■ **Problem statement**:
Gather every line in the records below that contains the word "JSON".

■ **Material provided**:
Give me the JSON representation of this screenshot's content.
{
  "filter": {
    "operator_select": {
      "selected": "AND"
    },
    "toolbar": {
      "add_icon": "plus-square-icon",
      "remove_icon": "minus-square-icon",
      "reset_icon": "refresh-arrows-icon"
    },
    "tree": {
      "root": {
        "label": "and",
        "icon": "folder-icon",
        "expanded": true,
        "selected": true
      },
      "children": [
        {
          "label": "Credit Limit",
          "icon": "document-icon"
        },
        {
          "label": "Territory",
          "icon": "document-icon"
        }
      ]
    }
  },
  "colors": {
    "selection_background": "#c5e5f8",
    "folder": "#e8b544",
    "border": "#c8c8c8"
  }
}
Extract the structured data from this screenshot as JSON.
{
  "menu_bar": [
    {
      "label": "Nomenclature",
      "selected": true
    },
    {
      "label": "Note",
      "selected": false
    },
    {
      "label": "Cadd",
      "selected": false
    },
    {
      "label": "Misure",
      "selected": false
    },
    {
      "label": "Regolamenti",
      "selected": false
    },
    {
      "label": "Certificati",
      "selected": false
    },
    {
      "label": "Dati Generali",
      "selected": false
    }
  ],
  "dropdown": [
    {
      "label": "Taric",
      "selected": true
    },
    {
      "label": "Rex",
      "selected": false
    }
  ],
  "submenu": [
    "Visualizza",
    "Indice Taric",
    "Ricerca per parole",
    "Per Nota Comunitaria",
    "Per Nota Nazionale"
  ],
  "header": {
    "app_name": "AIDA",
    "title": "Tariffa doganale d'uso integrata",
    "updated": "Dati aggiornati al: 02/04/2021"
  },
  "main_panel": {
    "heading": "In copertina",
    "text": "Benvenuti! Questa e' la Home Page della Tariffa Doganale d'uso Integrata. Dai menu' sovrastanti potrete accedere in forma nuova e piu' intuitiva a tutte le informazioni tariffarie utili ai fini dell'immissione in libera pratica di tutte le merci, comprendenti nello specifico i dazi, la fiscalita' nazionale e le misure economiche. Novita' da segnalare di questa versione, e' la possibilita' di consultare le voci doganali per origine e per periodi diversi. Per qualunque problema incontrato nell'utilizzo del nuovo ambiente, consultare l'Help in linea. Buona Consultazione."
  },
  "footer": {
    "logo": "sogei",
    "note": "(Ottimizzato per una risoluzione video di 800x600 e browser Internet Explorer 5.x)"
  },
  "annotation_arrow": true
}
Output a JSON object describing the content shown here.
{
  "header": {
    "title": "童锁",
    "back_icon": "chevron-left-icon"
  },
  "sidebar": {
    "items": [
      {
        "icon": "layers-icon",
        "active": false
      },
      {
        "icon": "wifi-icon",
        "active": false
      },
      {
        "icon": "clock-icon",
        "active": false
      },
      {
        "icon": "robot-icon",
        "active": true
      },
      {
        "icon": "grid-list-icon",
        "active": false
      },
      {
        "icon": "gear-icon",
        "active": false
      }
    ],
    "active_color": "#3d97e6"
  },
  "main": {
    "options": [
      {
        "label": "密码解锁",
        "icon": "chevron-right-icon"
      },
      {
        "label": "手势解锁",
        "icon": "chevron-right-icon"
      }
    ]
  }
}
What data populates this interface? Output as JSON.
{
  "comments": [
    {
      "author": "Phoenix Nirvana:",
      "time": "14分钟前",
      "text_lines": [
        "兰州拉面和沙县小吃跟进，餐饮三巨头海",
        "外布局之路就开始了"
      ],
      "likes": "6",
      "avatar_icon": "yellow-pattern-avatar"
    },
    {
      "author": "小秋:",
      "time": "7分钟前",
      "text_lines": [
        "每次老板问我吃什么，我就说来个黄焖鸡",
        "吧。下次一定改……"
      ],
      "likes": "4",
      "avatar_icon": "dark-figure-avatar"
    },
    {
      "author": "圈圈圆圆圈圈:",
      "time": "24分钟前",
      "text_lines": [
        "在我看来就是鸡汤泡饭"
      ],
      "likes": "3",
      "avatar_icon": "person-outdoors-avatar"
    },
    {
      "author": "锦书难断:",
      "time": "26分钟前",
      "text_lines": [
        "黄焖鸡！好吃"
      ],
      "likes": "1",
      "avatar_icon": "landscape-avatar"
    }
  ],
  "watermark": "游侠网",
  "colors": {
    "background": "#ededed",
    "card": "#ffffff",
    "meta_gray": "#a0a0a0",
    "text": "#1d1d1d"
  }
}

■ **Task result**:
Give me the JSON representation of this screenshot's content.
Extract the structured data from this screenshot as JSON.
Output a JSON object describing the content shown here.
What data populates this interface? Output as JSON.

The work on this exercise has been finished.